# The request
Go through the entries one line at a time, and gather every line that has the word "России".

# Record extracts
%%

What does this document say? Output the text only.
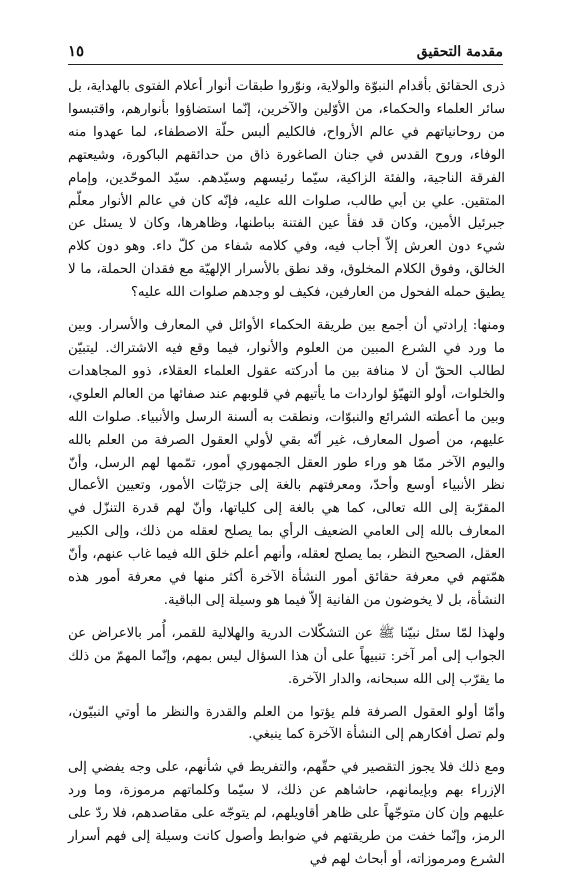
مقدمة التحقيق
١٥

ذرى الحقائق بأقدام النبوّة والولاية، ونوّروا طبقات أنوار أعلام الفتوى بالهداية، بل سائر العلماء والحكماء، من الأوّلين والآخرين، إنّما استضاؤوا بأنوارهم، واقتبسوا من روحانياتهم في عالم الأرواح، فالكليم ألبس حلّة الاصطفاء، لما عهدوا منه الوفاء، وروح القدس في جنان الصاغورة ذاق من حدائقهم الباكورة، وشيعتهم الفرقة الناجية، والفئة الزاكية، سيّما رئيسهم وسيّدهم. سيّد الموحّدين، وإمام المتقين. علي بن أبي طالب، صلوات الله عليه، فإنّه كان في عالم الأنوار معلّم جبرئيل الأمين، وكان قد فقأ عين الفتنة بباطنها، وظاهرها، وكان لا يسئل عن شيء دون العرش إلاّ أجاب فيه، وفي كلامه شفاء من كلّ داء. وهو دون كلام الخالق، وفوق الكلام المخلوق، وقد نطق بالأسرار الإلهيّة مع فقدان الحملة، ما لا يطيق حمله الفحول من العارفين، فكيف لو وجدهم صلوات الله عليه؟

ومنها: إرادتي أن أجمع بين طريقة الحكماء الأوائل في المعارف والأسرار. وبين ما ورد في الشرع المبين من العلوم والأنوار، فيما وقع فيه الاشتراك. ليتبيّن لطالب الحقّ أن لا منافة بين ما أدركته عقول العلماء العقلاء، ذوو المجاهدات والخلوات، أولو التهيّؤ لواردات ما يأتيهم في قلوبهم عند صفائها من العالم العلوي، وبين ما أعطته الشرائع والنبوّات، ونطقت به ألسنة الرسل والأنبياء. صلوات الله عليهم، من أصول المعارف، غير أنّه بقي لأولي العقول الصرفة من العلم بالله واليوم الآخر ممّا هو وراء طور العقل الجمهوري أمور، تمّمها لهم الرسل، وأنّ نظر الأنبياء أوسع وأحدّ، ومعرفتهم بالغة إلى جزئيّات الأمور، وتعيين الأعمال المقرّبة إلى الله تعالى، كما هي بالغة إلى كلياتها، وأنّ لهم قدرة التنزّل في المعارف بالله إلى العامي الضعيف الرأي بما يصلح لعقله من ذلك، وإلى الكبير العقل، الصحيح النظر، بما يصلح لعقله، وأنهم أعلم خلق الله فيما غاب عنهم، وأنّ همّتهم في معرفة حقائق أمور النشأة الآخرة أكثر منها في معرفة أمور هذه النشأة، بل لا يخوضون من الفانية إلاّ فيما هو وسيلة إلى الباقية.

ولهذا لمّا سئل نبيّنا ﷺ عن التشكّلات الدرية والهلالية للقمر، أُمر بالاعراض عن الجواب إلى أمر آخر: تنبيهاً على أن هذا السؤال ليس بمهم، وإنّما المهمّ من ذلك ما يقرّب إلى الله سبحانه، والدار الآخرة.

وأمّا أولو العقول الصرفة فلم يؤتوا من العلم والقدرة والنظر ما أوتي النبيّون، ولم تصل أفكارهم إلى النشأة الآخرة كما ينبغي.

ومع ذلك فلا يجوز التقصير في حقّهم، والتفريط في شأنهم، على وجه يفضي إلى الإزراء بهم وبإيمانهم، حاشاهم عن ذلك، لا سيّما وكلماتهم مرموزة، وما ورد عليهم وإن كان متوجّهاً على ظاهر أقاويلهم، لم يتوجّه على مقاصدهم، فلا ردّ على الرمز، وإنّما خفت من طريقتهم في ضوابط وأصول كانت وسيلة إلى فهم أسرار الشرع ومرموزاته، أو أبحاث لهم في
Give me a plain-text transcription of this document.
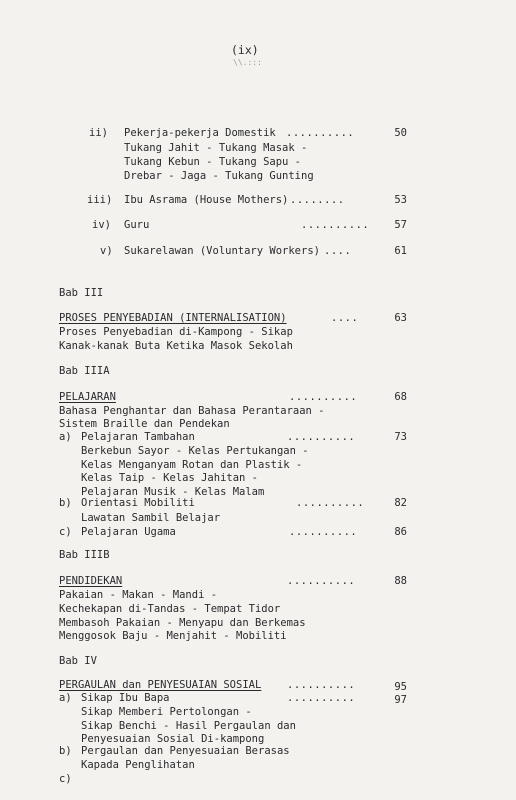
(ix)
\\.:::
ii) Pekerja-pekerja Domestik ..........	50
Tukang Jahit - Tukang Masak -
Tukang Kebun - Tukang Sapu -
Drebar - Jaga - Tukang Gunting
iii) Ibu Asrama (House Mothers) ........	53
iv) Guru	..........	57
v) Sukarelawan (Voluntary Workers) ....	61
Bab III
PROSES PENYEBADIAN (INTERNALISATION)	....	63
Proses Penyebadian di-Kampong - Sikap
Kanak-kanak Buta Ketika Masok Sekolah
Bab IIIA
PELAJARAN	..........	68
Bahasa Penghantar dan Bahasa Perantaraan -
Sistem Braille dan Pendekan
a) Pelajaran Tambahan	..........	73
Berkebun Sayor - Kelas Pertukangan -
Kelas Menganyam Rotan dan Plastik -
Kelas Taip - Kelas Jahitan -
Pelajaran Musik - Kelas Malam
b) Orientasi Mobiliti	..........	82
Lawatan Sambil Belajar
c) Pelajaran Ugama	..........	86
Bab IIIB
PENDIDEKAN	..........	88
Pakaian - Makan - Mandi -
Kechekapan di-Tandas - Tempat Tidor
Membasoh Pakaian - Menyapu dan Berkemas
Menggosok Baju - Menjahit - Mobiliti
Bab IV
PERGAULAN dan PENYESUAIAN SOSIAL ..........	95
a) Sikap Ibu Bapa	..........	97
Sikap Memberi Pertolongan -
Sikap Benchi - Hasil Pergaulan dan
Penyesuaian Sosial Di-kampong
b) Pergaulan dan Penyesuaian Berasas
Kapada Penglihatan
c)
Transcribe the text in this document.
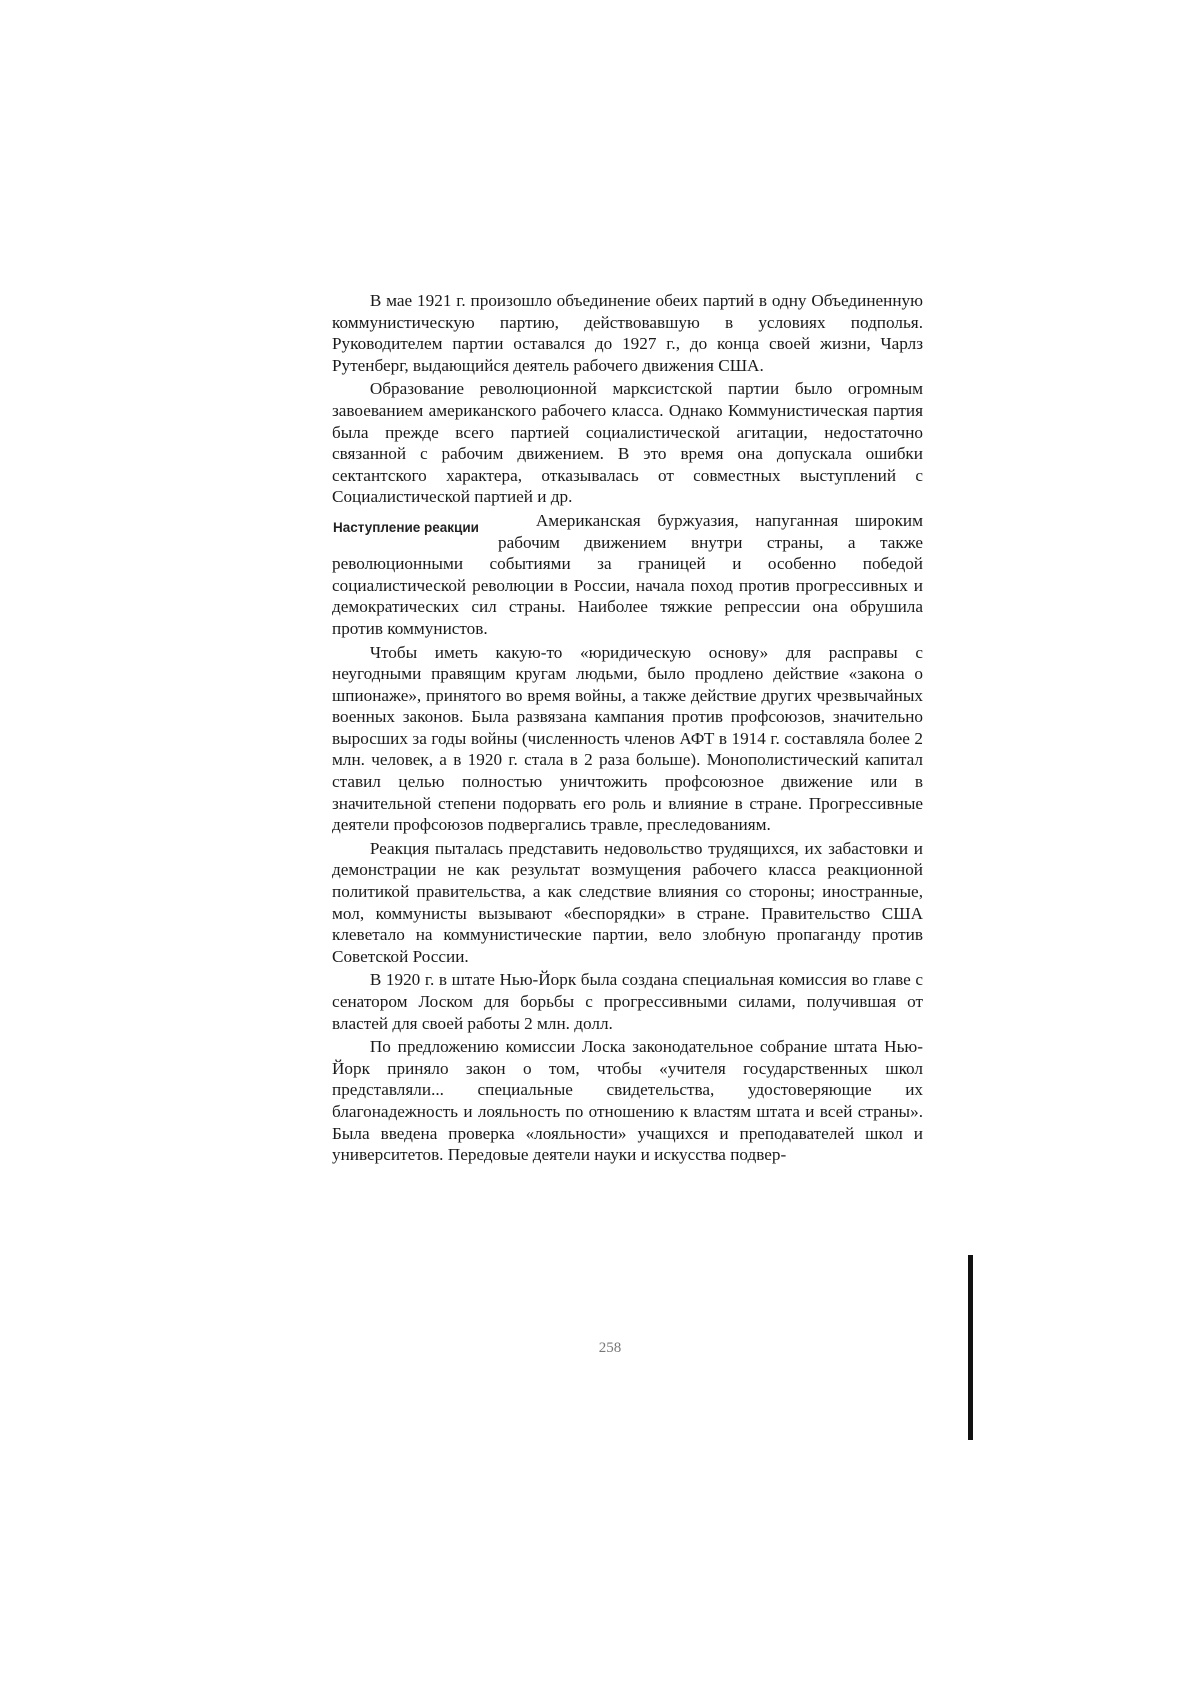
В мае 1921 г. произошло объединение обеих партий в одну Объединенную коммунистическую партию, действовавшую в условиях подполья. Руководителем партии оставался до 1927 г., до конца своей жизни, Чарлз Рутенберг, выдающийся деятель рабочего движения США.

Образование революционной марксистской партии было огромным завоеванием американского рабочего класса. Однако Коммунистическая партия была прежде всего партией социалистической агитации, недостаточно связанной с рабочим движением. В это время она допускала ошибки сектантского характера, отказывалась от совместных выступлений с Социалистической партией и др.

Наступление реакции	Американская буржуазия, напуганная широким рабочим движением внутри страны, а также революционными событиями за границей и особенно победой социалистической революции в России, начала поход против прогрессивных и демократических сил страны. Наиболее тяжкие репрессии она обрушила против коммунистов.

Чтобы иметь какую-то «юридическую основу» для расправы с неугодными правящим кругам людьми, было продлено действие «закона о шпионаже», принятого во время войны, а также действие других чрезвычайных военных законов. Была развязана кампания против профсоюзов, значительно выросших за годы войны (численность членов АФТ в 1914 г. составляла более 2 млн. человек, а в 1920 г. стала в 2 раза больше). Монополистический капитал ставил целью полностью уничтожить профсоюзное движение или в значительной степени подорвать его роль и влияние в стране. Прогрессивные деятели профсоюзов подвергались травле, преследованиям.

Реакция пыталась представить недовольство трудящихся, их забастовки и демонстрации не как результат возмущения рабочего класса реакционной политикой правительства, а как следствие влияния со стороны; иностранные, мол, коммунисты вызывают «беспорядки» в стране. Правительство США клеветало на коммунистические партии, вело злобную пропаганду против Советской России.

В 1920 г. в штате Нью-Йорк была создана специальная комиссия во главе с сенатором Лоском для борьбы с прогрессивными силами, получившая от властей для своей работы 2 млн. долл.

По предложению комиссии Лоска законодательное собрание штата Нью-Йорк приняло закон о том, чтобы «учителя государственных школ представляли... специальные свидетельства, удостоверяющие их благонадежность и лояльность по отношению к властям штата и всей страны». Была введена проверка «лояльности» учащихся и преподавателей школ и университетов. Передовые деятели науки и искусства подвер-

258
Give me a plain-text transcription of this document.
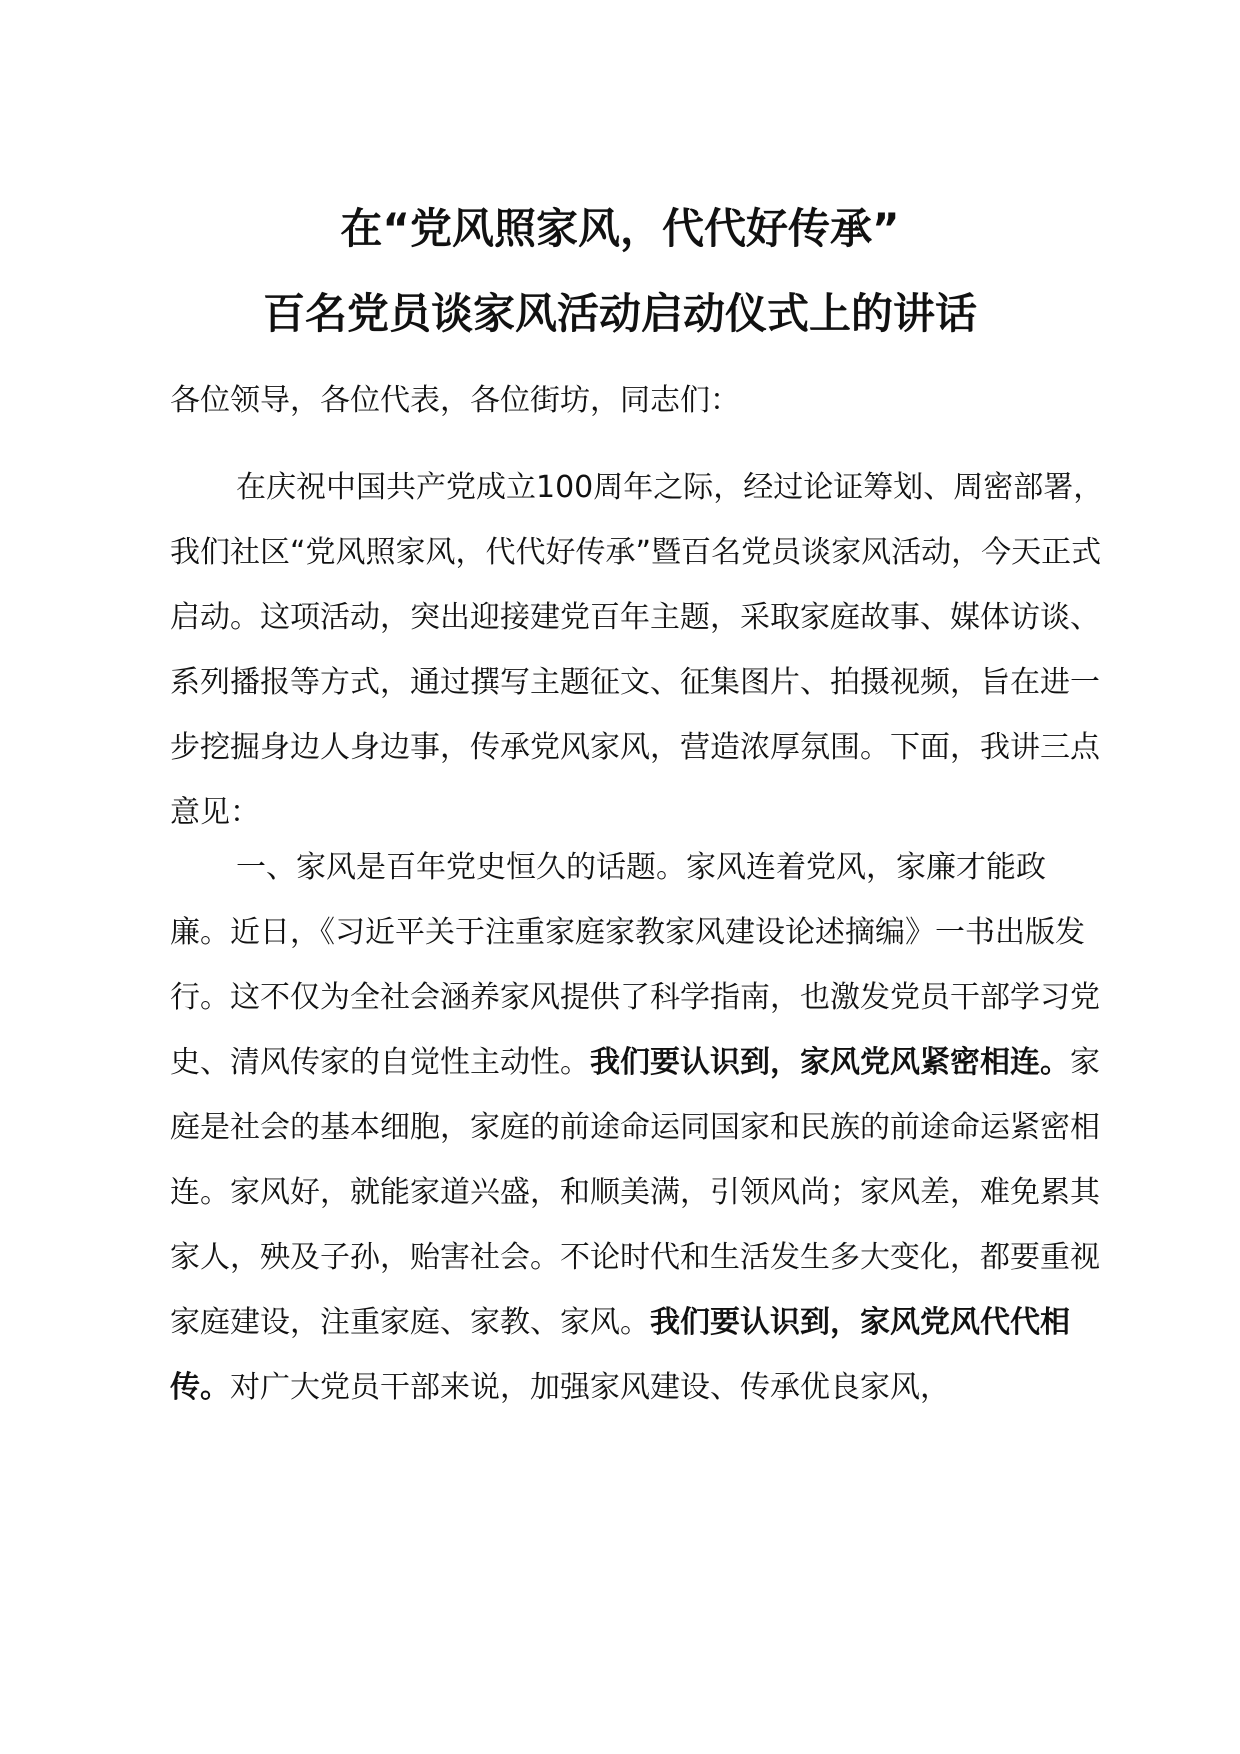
在“党风照家风，代代好传承”
百名党员谈家风活动启动仪式上的讲话

各位领导，各位代表，各位街坊，同志们：

在庆祝中国共产党成立100周年之际，经过论证筹划、周密部署，我们社区“党风照家风，代代好传承”暨百名党员谈家风活动，今天正式启动。这项活动，突出迎接建党百年主题，采取家庭故事、媒体访谈、系列播报等方式，通过撰写主题征文、征集图片、拍摄视频，旨在进一步挖掘身边人身边事，传承党风家风，营造浓厚氛围。下面，我讲三点意见：

一、家风是百年党史恒久的话题。家风连着党风，家廉才能政廉。近日，《习近平关于注重家庭家教家风建设论述摘编》一书出版发行。这不仅为全社会涵养家风提供了科学指南，也激发党员干部学习党史、清风传家的自觉性主动性。我们要认识到，家风党风紧密相连。家庭是社会的基本细胞，家庭的前途命运同国家和民族的前途命运紧密相连。家风好，就能家道兴盛，和顺美满，引领风尚；家风差，难免累其家人，殃及子孙，贻害社会。不论时代和生活发生多大变化，都要重视家庭建设，注重家庭、家教、家风。我们要认识到，家风党风代代相传。对广大党员干部来说，加强家风建设、传承优良家风，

%%

# Written solution
Наступление реакции	Американская буржуазия, напуганная широким рабочим движением внутри страны, а также революционными событиями за границей и особенно победой социалистической революции в России, начала поход против прогрессивных и демократических сил страны. Наиболее тяжкие репрессии она обрушила против коммунистов.
Реакция пыталась представить недовольство трудящихся, их забастовки и демонстрации не как результат возмущения рабочего класса реакционной политикой правительства, а как следствие влияния со стороны; иностранные, мол, коммунисты вызывают «беспорядки» в стране. Правительство США клеветало на коммунистические партии, вело злобную пропаганду против Советской России.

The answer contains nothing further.